▶ _What is needed_:
Look through the records below, and copy out every line that holds the string "running".

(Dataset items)

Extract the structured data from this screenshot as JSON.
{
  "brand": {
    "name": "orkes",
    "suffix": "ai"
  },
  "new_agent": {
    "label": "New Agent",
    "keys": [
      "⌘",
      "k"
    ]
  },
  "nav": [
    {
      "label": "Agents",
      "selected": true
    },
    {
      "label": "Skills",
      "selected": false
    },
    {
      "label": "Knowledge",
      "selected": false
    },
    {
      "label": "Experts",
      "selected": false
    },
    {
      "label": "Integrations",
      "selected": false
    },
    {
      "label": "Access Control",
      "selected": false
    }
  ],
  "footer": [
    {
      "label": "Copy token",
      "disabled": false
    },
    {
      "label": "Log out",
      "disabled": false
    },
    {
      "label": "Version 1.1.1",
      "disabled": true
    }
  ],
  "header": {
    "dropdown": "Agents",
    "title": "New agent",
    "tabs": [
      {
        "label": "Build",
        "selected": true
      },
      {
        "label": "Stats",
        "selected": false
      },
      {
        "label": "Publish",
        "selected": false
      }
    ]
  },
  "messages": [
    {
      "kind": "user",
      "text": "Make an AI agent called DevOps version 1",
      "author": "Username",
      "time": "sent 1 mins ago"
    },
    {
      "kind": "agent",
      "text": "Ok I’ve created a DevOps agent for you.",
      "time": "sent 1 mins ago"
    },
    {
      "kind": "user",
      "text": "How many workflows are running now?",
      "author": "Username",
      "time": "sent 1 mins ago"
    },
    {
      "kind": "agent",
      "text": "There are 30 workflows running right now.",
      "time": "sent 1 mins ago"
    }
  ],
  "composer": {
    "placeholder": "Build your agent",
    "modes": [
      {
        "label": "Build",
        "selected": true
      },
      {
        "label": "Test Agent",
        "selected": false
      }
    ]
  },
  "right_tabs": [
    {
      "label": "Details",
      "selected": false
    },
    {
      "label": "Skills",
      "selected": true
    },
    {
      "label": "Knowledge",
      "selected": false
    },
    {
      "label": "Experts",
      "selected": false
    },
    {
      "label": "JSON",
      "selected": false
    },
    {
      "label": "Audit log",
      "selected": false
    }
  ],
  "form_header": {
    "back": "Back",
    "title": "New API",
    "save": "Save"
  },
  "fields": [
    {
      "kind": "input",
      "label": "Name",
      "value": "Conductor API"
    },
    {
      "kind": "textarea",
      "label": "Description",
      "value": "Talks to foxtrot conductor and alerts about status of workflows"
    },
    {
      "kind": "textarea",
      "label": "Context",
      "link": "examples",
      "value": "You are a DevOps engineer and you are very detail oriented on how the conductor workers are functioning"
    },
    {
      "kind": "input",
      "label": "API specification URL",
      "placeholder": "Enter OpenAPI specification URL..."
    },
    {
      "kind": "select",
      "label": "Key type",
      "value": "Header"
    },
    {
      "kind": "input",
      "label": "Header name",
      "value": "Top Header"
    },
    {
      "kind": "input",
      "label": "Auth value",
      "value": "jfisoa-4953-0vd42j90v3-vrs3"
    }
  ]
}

▶ _Answer below_:
      "text": "How many workflows are running now?",
      "text": "There are 30 workflows running right now.",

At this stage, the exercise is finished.